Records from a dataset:
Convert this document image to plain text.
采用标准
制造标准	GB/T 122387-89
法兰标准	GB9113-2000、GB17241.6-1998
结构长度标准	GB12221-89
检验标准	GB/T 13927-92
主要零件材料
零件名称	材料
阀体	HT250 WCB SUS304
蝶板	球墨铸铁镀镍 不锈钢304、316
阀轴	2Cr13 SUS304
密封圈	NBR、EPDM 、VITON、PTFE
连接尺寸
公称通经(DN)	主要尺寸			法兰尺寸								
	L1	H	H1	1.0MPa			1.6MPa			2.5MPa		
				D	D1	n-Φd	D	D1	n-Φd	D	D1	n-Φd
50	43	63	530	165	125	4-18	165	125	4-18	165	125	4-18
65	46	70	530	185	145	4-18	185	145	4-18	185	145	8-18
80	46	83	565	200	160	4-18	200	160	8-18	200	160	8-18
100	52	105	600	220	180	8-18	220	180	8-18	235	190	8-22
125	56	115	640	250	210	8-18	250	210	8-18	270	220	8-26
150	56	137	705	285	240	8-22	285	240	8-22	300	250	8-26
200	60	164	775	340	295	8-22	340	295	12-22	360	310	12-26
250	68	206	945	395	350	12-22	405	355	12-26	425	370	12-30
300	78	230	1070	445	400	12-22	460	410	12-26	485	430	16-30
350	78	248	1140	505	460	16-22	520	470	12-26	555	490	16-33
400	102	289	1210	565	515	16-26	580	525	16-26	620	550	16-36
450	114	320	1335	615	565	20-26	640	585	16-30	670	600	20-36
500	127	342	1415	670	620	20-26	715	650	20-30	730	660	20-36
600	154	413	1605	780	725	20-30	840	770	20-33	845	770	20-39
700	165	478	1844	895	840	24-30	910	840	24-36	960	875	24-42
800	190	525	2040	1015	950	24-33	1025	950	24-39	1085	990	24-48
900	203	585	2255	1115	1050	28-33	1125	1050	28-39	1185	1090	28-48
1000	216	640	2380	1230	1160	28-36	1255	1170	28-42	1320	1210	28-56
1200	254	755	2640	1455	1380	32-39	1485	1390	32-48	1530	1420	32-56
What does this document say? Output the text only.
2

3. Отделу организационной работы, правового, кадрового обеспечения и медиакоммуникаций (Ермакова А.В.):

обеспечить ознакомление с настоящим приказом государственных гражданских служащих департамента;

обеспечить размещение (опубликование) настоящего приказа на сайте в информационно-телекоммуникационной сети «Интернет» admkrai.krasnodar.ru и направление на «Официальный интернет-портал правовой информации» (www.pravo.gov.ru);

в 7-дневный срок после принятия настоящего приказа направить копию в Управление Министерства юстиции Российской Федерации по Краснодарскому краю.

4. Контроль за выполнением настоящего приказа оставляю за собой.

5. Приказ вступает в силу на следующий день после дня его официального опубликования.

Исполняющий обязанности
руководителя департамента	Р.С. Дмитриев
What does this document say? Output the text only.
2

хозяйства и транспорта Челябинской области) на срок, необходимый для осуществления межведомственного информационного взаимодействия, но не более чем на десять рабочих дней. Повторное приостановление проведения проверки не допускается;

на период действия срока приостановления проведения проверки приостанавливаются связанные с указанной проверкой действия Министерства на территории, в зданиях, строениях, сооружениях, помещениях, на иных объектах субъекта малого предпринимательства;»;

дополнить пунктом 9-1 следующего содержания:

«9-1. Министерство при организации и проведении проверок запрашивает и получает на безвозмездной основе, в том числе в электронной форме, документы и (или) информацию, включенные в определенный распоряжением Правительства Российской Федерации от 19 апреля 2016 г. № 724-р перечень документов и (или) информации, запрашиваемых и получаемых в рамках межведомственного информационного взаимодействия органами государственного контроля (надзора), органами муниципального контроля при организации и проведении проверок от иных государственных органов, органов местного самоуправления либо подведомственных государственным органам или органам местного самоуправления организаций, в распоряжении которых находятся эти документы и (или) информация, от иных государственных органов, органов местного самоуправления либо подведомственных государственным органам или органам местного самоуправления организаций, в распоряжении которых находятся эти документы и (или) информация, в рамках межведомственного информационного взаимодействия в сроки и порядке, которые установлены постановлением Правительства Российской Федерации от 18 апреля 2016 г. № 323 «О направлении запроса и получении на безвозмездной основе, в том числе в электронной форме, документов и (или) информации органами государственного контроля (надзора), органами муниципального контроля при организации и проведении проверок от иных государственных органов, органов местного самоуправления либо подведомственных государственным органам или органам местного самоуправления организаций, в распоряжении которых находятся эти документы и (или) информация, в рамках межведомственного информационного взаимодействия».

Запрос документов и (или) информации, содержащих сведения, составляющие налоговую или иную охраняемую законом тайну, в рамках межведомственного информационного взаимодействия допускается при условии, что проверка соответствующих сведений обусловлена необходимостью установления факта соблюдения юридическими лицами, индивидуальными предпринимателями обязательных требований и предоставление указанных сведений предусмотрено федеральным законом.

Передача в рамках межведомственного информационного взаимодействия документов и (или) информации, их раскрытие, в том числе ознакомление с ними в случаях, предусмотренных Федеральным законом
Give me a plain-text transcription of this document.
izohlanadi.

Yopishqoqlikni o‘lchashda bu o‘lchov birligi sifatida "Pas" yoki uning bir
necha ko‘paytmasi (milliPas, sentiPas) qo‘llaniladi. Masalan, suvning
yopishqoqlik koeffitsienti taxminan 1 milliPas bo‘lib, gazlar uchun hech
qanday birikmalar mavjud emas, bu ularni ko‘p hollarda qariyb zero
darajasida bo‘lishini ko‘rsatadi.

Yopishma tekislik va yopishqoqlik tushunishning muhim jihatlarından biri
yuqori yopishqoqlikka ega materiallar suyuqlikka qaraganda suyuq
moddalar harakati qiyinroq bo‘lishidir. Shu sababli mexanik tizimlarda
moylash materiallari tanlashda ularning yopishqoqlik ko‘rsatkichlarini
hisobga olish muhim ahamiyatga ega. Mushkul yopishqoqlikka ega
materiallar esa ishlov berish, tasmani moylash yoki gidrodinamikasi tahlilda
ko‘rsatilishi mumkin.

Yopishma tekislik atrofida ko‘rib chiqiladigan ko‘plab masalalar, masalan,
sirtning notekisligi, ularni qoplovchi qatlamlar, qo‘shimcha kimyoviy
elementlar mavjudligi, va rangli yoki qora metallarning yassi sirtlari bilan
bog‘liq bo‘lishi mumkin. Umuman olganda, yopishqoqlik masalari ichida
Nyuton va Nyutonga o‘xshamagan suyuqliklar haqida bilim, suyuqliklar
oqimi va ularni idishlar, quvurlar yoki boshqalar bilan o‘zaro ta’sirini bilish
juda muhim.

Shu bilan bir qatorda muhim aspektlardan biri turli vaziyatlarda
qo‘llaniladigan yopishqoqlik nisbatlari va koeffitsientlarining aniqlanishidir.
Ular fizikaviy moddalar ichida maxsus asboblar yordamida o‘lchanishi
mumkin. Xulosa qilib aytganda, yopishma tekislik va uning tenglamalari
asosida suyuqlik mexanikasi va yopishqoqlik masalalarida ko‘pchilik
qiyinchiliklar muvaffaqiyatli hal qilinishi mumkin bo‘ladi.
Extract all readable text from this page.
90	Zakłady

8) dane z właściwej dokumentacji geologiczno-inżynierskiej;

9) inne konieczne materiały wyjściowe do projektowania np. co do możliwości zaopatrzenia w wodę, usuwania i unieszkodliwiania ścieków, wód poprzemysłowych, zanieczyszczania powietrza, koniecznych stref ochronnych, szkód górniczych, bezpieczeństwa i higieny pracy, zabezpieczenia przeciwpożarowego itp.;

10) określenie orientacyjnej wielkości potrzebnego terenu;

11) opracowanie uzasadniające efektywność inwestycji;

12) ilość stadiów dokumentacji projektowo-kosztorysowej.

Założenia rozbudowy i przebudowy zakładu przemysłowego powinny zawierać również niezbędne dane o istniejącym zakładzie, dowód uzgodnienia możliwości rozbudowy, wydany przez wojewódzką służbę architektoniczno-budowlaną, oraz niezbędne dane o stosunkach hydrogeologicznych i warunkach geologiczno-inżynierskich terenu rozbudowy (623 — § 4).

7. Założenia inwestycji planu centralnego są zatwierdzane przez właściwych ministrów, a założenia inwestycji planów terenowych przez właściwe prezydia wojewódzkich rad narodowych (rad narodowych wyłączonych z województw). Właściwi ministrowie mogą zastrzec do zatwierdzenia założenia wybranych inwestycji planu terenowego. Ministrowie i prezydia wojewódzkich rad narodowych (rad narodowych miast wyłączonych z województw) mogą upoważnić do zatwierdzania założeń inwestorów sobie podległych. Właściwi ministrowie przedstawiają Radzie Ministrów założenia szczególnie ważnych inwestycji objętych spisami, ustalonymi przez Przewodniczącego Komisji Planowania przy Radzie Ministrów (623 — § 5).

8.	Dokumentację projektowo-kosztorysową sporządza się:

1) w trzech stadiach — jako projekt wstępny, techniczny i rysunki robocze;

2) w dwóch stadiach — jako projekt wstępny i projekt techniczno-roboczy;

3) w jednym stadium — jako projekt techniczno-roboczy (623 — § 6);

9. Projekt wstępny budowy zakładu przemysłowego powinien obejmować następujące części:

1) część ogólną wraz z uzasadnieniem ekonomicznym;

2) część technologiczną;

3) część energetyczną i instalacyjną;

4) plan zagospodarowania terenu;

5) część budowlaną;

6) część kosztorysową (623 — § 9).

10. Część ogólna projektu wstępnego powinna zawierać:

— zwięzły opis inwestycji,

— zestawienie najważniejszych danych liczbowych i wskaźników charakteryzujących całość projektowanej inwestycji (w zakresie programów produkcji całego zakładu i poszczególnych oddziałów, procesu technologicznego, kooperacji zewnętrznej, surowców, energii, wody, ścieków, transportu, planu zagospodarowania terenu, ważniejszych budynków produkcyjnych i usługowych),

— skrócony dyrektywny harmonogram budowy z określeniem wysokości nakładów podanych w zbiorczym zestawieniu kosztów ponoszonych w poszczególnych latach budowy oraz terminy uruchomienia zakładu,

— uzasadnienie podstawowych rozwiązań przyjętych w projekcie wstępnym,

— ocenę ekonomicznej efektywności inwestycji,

> [Task statement]:
Exactly how many lines of the listing above contain the string "департамента"? Give no more than the number.

> [Exercise response]:
2